>> BEGIN Data for processing

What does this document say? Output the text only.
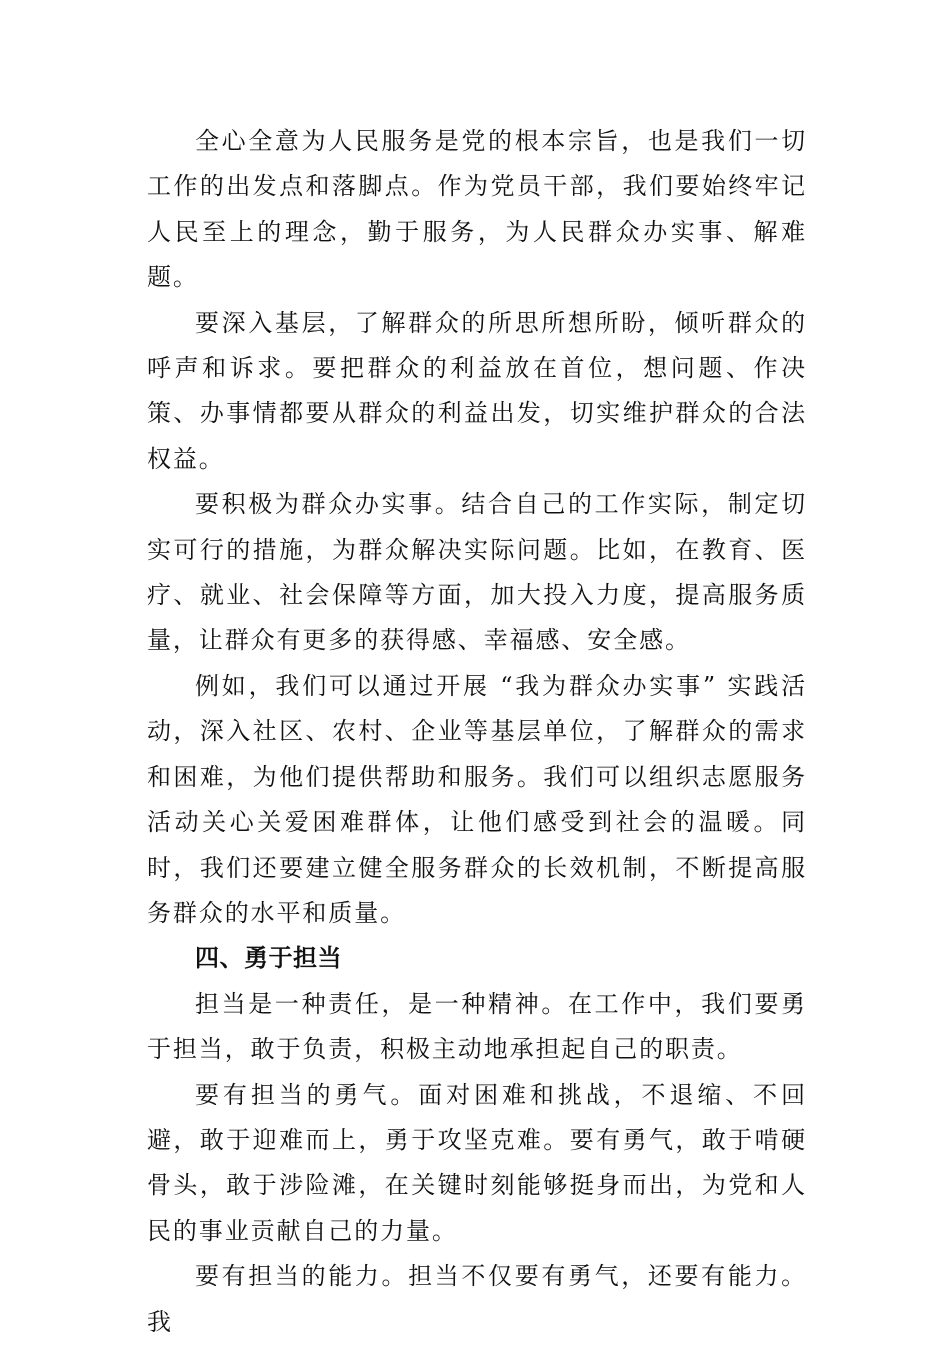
全心全意为人民服务是党的根本宗旨，也是我们一切工作的出发点和落脚点。作为党员干部，我们要始终牢记人民至上的理念，勤于服务，为人民群众办实事、解难题。

要深入基层，了解群众的所思所想所盼，倾听群众的呼声和诉求。要把群众的利益放在首位，想问题、作决策、办事情都要从群众的利益出发，切实维护群众的合法权益。

要积极为群众办实事。结合自己的工作实际，制定切实可行的措施，为群众解决实际问题。比如，在教育、医疗、就业、社会保障等方面，加大投入力度，提高服务质量，让群众有更多的获得感、幸福感、安全感。

例如，我们可以通过开展 “我为群众办实事” 实践活动，深入社区、农村、企业等基层单位，了解群众的需求和困难，为他们提供帮助和服务。我们可以组织志愿服务活动关心关爱困难群体，让他们感受到社会的温暖。同时，我们还要建立健全服务群众的长效机制，不断提高服务群众的水平和质量。

四、勇于担当

担当是一种责任，是一种精神。在工作中，我们要勇于担当，敢于负责，积极主动地承担起自己的职责。

要有担当的勇气。面对困难和挑战，不退缩、不回避，敢于迎难而上，勇于攻坚克难。要有勇气，敢于啃硬骨头，敢于涉险滩，在关键时刻能够挺身而出，为党和人民的事业贡献自己的力量。

要有担当的能力。担当不仅要有勇气，还要有能力。我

>> END Data for processing

* Task description
Without the pictures, repeat the listing above exactly.

* Response for this exercise
What does this document say? Output the text only.
全心全意为人民服务是党的根本宗旨，也是我们一切工作的出发点和落脚点。作为党员干部，我们要始终牢记人民至上的理念，勤于服务，为人民群众办实事、解难题。

要深入基层，了解群众的所思所想所盼，倾听群众的呼声和诉求。要把群众的利益放在首位，想问题、作决策、办事情都要从群众的利益出发，切实维护群众的合法权益。

要积极为群众办实事。结合自己的工作实际，制定切实可行的措施，为群众解决实际问题。比如，在教育、医疗、就业、社会保障等方面，加大投入力度，提高服务质量，让群众有更多的获得感、幸福感、安全感。

例如，我们可以通过开展 “我为群众办实事” 实践活动，深入社区、农村、企业等基层单位，了解群众的需求和困难，为他们提供帮助和服务。我们可以组织志愿服务活动关心关爱困难群体，让他们感受到社会的温暖。同时，我们还要建立健全服务群众的长效机制，不断提高服务群众的水平和质量。

四、勇于担当

担当是一种责任，是一种精神。在工作中，我们要勇于担当，敢于负责，积极主动地承担起自己的职责。

要有担当的勇气。面对困难和挑战，不退缩、不回避，敢于迎难而上，勇于攻坚克难。要有勇气，敢于啃硬骨头，敢于涉险滩，在关键时刻能够挺身而出，为党和人民的事业贡献自己的力量。

要有担当的能力。担当不仅要有勇气，还要有能力。我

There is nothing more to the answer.